-- BEGIN Excerpted records --

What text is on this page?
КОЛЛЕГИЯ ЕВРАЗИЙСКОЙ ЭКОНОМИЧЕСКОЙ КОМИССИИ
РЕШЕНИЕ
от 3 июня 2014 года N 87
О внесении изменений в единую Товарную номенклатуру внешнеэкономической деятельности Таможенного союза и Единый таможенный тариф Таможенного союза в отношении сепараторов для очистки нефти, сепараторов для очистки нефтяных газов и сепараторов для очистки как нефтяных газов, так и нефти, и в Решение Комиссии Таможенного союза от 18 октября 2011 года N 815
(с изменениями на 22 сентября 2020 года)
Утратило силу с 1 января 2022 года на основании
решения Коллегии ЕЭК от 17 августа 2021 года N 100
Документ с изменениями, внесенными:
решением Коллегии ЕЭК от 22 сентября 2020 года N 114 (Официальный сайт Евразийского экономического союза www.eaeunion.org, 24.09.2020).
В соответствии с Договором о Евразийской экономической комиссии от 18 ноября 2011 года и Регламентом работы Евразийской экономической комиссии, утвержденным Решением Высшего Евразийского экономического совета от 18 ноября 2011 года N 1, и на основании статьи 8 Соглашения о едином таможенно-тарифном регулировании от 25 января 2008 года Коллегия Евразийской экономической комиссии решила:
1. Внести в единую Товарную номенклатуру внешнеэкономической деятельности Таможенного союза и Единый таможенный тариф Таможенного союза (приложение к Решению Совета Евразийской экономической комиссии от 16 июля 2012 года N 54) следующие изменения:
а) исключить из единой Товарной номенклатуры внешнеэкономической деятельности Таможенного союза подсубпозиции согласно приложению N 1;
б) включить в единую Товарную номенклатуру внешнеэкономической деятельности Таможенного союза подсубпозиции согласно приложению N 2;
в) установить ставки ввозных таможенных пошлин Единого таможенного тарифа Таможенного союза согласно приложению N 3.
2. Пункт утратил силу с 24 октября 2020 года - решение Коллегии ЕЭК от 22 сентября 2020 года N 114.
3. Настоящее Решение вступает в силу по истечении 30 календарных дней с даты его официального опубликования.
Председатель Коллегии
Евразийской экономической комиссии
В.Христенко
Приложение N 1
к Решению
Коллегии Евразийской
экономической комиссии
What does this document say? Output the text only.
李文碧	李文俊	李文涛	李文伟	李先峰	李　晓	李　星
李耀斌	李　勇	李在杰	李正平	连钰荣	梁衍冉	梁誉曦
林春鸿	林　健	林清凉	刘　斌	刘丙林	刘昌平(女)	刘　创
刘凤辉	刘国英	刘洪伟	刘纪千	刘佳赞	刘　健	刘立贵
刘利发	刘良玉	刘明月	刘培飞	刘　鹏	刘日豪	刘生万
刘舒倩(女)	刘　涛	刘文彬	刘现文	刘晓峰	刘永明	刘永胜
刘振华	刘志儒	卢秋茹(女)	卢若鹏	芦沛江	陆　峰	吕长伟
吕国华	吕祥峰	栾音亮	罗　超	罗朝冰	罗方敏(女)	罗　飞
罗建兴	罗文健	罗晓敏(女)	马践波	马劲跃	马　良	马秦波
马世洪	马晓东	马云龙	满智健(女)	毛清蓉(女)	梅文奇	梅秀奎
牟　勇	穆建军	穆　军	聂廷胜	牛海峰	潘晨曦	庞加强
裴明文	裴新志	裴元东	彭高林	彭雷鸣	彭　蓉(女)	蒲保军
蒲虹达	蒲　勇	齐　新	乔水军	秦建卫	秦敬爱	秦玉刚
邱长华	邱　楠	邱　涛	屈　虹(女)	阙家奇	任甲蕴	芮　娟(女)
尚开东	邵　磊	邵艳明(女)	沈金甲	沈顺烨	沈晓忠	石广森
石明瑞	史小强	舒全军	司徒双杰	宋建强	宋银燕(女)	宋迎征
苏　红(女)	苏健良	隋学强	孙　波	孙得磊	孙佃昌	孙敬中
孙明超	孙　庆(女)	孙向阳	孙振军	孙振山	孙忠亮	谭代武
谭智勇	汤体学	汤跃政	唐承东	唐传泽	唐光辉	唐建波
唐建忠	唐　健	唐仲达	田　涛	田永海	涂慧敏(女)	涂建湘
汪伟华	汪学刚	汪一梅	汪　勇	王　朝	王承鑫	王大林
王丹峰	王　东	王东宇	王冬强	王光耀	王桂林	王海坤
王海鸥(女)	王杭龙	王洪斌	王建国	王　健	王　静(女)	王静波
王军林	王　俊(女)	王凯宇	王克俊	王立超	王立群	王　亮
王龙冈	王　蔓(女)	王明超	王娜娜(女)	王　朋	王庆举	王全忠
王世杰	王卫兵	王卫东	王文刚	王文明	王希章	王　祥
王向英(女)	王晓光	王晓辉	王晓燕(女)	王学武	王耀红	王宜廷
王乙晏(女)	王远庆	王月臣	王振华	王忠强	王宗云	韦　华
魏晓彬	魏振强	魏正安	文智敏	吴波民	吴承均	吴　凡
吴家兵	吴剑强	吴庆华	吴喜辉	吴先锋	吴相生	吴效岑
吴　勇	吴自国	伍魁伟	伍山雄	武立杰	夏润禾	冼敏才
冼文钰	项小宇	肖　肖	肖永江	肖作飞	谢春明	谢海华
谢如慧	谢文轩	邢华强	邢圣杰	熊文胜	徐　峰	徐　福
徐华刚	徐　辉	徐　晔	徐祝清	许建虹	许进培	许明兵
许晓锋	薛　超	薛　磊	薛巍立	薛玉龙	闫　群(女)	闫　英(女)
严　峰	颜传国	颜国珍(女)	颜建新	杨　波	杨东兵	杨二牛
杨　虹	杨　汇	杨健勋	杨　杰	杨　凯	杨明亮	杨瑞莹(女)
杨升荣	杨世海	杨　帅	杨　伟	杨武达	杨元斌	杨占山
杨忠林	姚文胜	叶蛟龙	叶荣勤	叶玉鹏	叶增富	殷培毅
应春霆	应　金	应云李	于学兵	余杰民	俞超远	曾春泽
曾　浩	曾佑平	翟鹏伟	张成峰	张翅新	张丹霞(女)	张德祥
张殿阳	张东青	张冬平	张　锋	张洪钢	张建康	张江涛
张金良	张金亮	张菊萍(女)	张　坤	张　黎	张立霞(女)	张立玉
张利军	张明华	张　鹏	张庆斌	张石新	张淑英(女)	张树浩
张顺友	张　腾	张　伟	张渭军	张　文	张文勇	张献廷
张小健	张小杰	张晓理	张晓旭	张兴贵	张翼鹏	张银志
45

-- END Excerpted records --

▶ Written request:
Copy each line that contains the word "подсубпозиции".

▶ Written reply:
а) исключить из единой Товарной номенклатуры внешнеэкономической деятельности Таможенного союза подсубпозиции согласно приложению N 1;
б) включить в единую Товарную номенклатуру внешнеэкономической деятельности Таможенного союза подсубпозиции согласно приложению N 2;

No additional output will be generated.